## [Exercise goal]
Quote the whole listing word for word. Do not include the pictures.

>> start

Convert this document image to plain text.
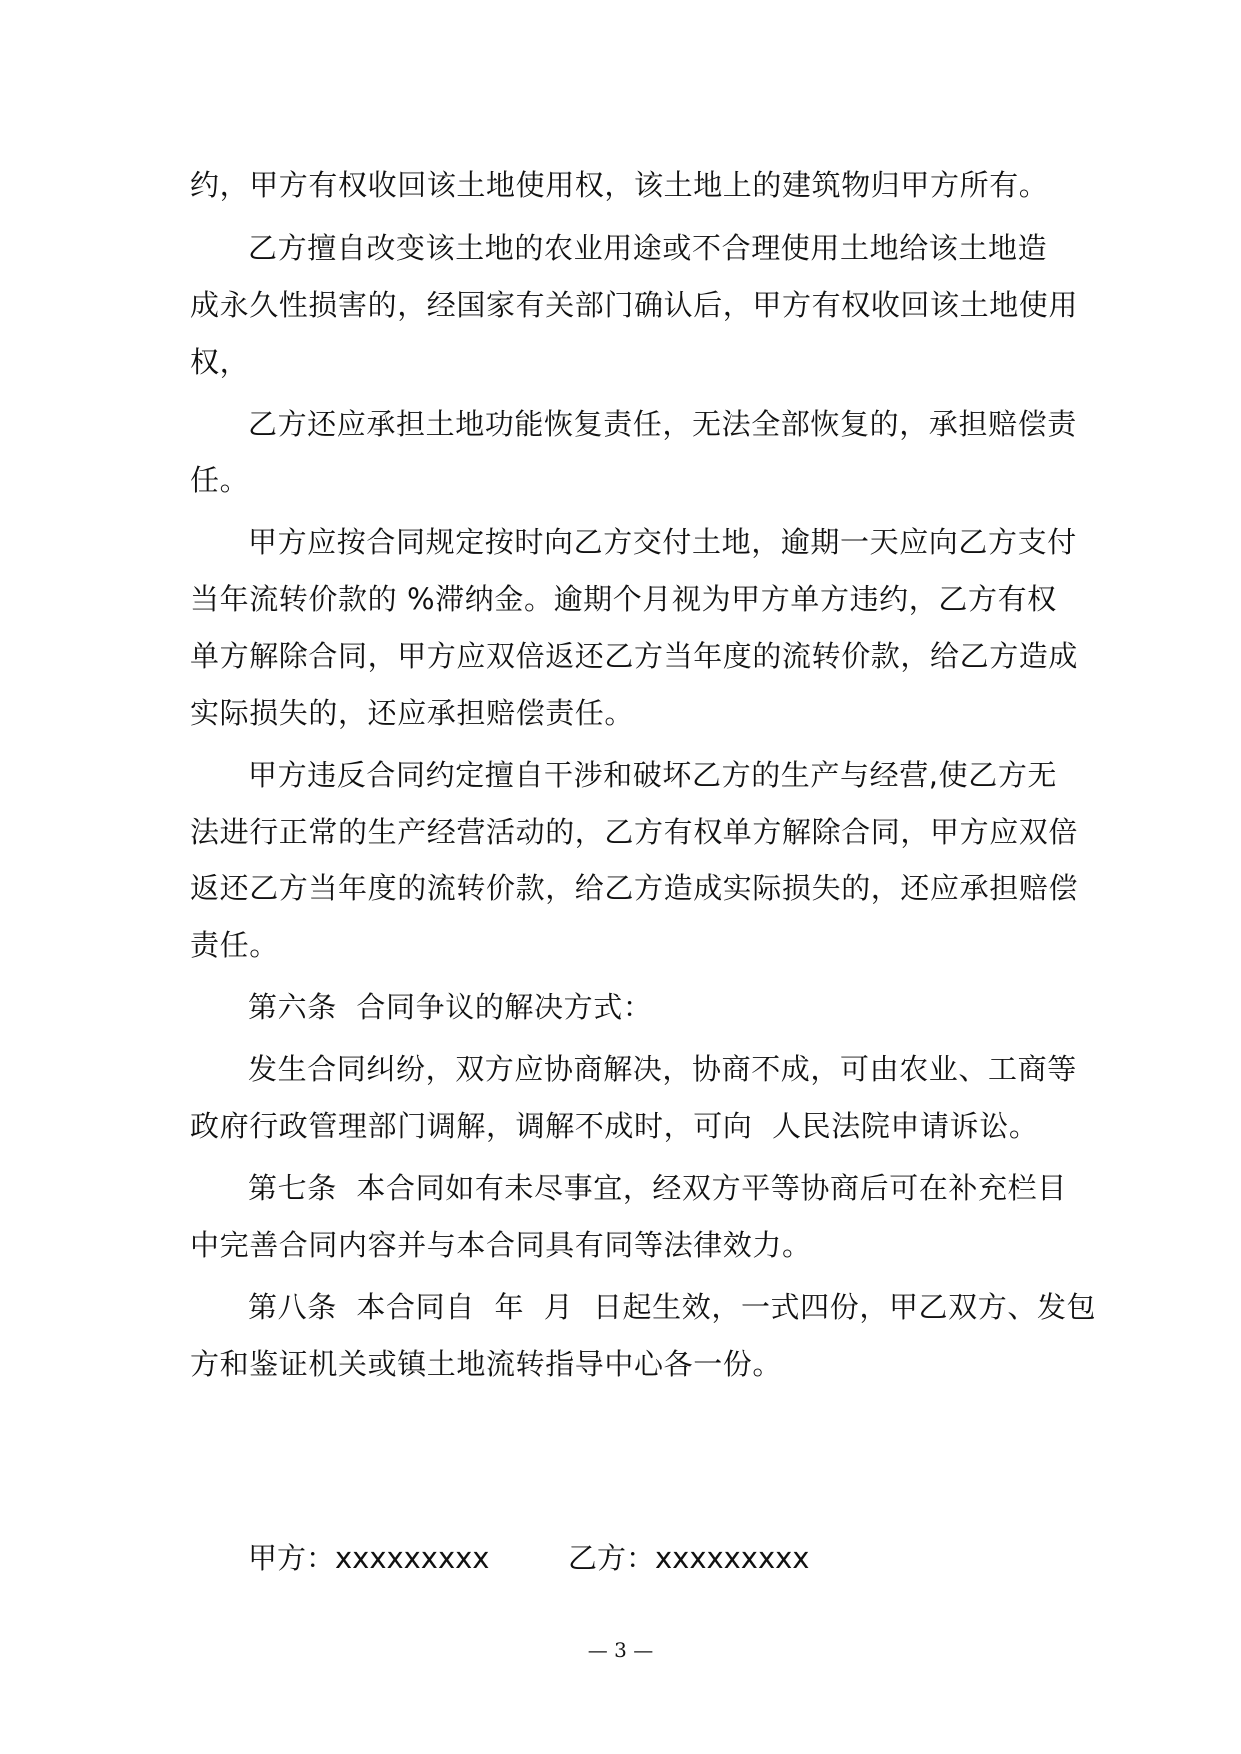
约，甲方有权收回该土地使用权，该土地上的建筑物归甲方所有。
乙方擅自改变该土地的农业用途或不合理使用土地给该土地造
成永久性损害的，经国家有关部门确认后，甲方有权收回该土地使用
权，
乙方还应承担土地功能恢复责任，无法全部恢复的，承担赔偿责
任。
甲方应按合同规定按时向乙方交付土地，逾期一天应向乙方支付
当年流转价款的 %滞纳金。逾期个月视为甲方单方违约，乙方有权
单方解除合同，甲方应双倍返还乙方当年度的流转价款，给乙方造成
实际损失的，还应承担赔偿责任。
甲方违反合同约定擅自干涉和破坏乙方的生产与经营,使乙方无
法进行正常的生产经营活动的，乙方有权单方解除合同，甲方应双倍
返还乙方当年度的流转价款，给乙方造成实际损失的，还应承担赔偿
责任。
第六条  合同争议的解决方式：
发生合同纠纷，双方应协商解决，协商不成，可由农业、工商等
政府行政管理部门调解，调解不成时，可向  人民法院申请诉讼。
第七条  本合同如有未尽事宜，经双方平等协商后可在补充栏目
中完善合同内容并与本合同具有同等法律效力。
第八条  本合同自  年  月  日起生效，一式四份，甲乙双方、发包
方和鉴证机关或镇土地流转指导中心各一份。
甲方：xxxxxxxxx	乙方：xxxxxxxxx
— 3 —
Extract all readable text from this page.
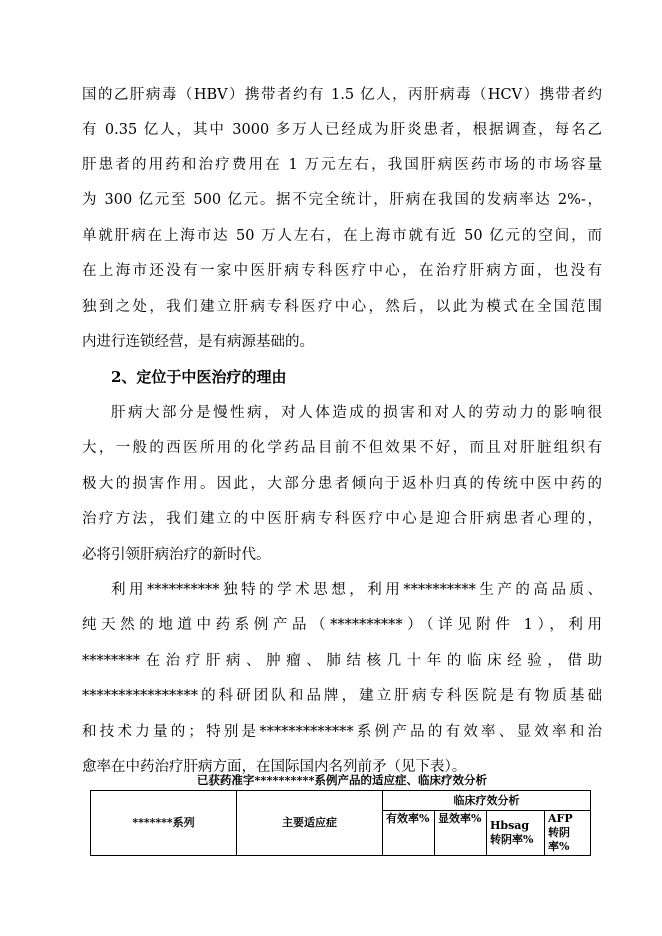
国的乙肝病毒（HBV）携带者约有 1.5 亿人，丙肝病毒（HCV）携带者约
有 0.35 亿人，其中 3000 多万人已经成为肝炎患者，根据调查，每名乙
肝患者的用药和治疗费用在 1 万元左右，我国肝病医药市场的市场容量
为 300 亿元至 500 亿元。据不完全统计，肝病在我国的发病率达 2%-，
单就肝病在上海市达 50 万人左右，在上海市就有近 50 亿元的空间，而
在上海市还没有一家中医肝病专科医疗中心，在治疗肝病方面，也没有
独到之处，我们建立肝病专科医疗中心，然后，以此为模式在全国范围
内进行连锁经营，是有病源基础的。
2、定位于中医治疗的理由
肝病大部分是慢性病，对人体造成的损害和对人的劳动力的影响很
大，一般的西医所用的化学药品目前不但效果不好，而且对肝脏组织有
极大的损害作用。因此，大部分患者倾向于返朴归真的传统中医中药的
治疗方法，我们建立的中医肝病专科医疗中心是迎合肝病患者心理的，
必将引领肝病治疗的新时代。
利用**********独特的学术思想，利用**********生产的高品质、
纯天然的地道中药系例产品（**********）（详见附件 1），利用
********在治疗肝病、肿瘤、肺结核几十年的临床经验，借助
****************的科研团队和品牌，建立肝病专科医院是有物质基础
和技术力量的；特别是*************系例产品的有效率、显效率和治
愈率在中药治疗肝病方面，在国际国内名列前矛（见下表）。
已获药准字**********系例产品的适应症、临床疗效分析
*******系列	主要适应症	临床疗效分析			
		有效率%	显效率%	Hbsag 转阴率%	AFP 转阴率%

>> end

## [Right answer]
Convert this document image to plain text.
约，甲方有权收回该土地使用权，该土地上的建筑物归甲方所有。
乙方擅自改变该土地的农业用途或不合理使用土地给该土地造
成永久性损害的，经国家有关部门确认后，甲方有权收回该土地使用
权，
乙方还应承担土地功能恢复责任，无法全部恢复的，承担赔偿责
任。
甲方应按合同规定按时向乙方交付土地，逾期一天应向乙方支付
当年流转价款的 %滞纳金。逾期个月视为甲方单方违约，乙方有权
单方解除合同，甲方应双倍返还乙方当年度的流转价款，给乙方造成
实际损失的，还应承担赔偿责任。
甲方违反合同约定擅自干涉和破坏乙方的生产与经营,使乙方无
法进行正常的生产经营活动的，乙方有权单方解除合同，甲方应双倍
返还乙方当年度的流转价款，给乙方造成实际损失的，还应承担赔偿
责任。
第六条  合同争议的解决方式：
发生合同纠纷，双方应协商解决，协商不成，可由农业、工商等
政府行政管理部门调解，调解不成时，可向  人民法院申请诉讼。
第七条  本合同如有未尽事宜，经双方平等协商后可在补充栏目
中完善合同内容并与本合同具有同等法律效力。
第八条  本合同自  年  月  日起生效，一式四份，甲乙双方、发包
方和鉴证机关或镇土地流转指导中心各一份。
甲方：xxxxxxxxx	乙方：xxxxxxxxx
— 3 —
Extract all readable text from this page.
国的乙肝病毒（HBV）携带者约有 1.5 亿人，丙肝病毒（HCV）携带者约
有 0.35 亿人，其中 3000 多万人已经成为肝炎患者，根据调查，每名乙
肝患者的用药和治疗费用在 1 万元左右，我国肝病医药市场的市场容量
为 300 亿元至 500 亿元。据不完全统计，肝病在我国的发病率达 2%-，
单就肝病在上海市达 50 万人左右，在上海市就有近 50 亿元的空间，而
在上海市还没有一家中医肝病专科医疗中心，在治疗肝病方面，也没有
独到之处，我们建立肝病专科医疗中心，然后，以此为模式在全国范围
内进行连锁经营，是有病源基础的。
2、定位于中医治疗的理由
肝病大部分是慢性病，对人体造成的损害和对人的劳动力的影响很
大，一般的西医所用的化学药品目前不但效果不好，而且对肝脏组织有
极大的损害作用。因此，大部分患者倾向于返朴归真的传统中医中药的
治疗方法，我们建立的中医肝病专科医疗中心是迎合肝病患者心理的，
必将引领肝病治疗的新时代。
利用**********独特的学术思想，利用**********生产的高品质、
纯天然的地道中药系例产品（**********）（详见附件 1），利用
********在治疗肝病、肿瘤、肺结核几十年的临床经验，借助
****************的科研团队和品牌，建立肝病专科医院是有物质基础
和技术力量的；特别是*************系例产品的有效率、显效率和治
愈率在中药治疗肝病方面，在国际国内名列前矛（见下表）。
已获药准字**********系例产品的适应症、临床疗效分析
*******系列	主要适应症	临床疗效分析			
		有效率%	显效率%	Hbsag 转阴率%	AFP 转阴率%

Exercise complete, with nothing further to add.